> _WRITTEN PROBLEM_: Please print the full listing exactly.

(Figure collection entries)
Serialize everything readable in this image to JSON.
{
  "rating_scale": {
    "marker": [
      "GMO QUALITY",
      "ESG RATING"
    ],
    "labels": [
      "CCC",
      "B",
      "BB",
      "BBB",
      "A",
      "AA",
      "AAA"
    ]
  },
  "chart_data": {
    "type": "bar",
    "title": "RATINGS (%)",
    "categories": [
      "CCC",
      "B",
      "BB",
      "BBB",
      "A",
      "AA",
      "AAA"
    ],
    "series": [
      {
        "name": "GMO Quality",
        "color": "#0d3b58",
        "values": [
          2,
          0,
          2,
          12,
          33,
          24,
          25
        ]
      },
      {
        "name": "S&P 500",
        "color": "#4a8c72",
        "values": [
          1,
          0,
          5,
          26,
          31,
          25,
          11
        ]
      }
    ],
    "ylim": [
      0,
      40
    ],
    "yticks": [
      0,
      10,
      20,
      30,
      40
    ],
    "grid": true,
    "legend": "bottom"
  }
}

> _OUTPUT_:
Serialize everything readable in this image to JSON.
{
  "rating_scale": {
    "marker": [
      "GMO QUALITY",
      "ESG RATING"
    ],
    "labels": [
      "CCC",
      "B",
      "BB",
      "BBB",
      "A",
      "AA",
      "AAA"
    ]
  },
  "chart_data": {
    "type": "bar",
    "title": "RATINGS (%)",
    "categories": [
      "CCC",
      "B",
      "BB",
      "BBB",
      "A",
      "AA",
      "AAA"
    ],
    "series": [
      {
        "name": "GMO Quality",
        "color": "#0d3b58",
        "values": [
          2,
          0,
          2,
          12,
          33,
          24,
          25
        ]
      },
      {
        "name": "S&P 500",
        "color": "#4a8c72",
        "values": [
          1,
          0,
          5,
          26,
          31,
          25,
          11
        ]
      }
    ],
    "ylim": [
      0,
      40
    ],
    "yticks": [
      0,
      10,
      20,
      30,
      40
    ],
    "grid": true,
    "legend": "bottom"
  }
}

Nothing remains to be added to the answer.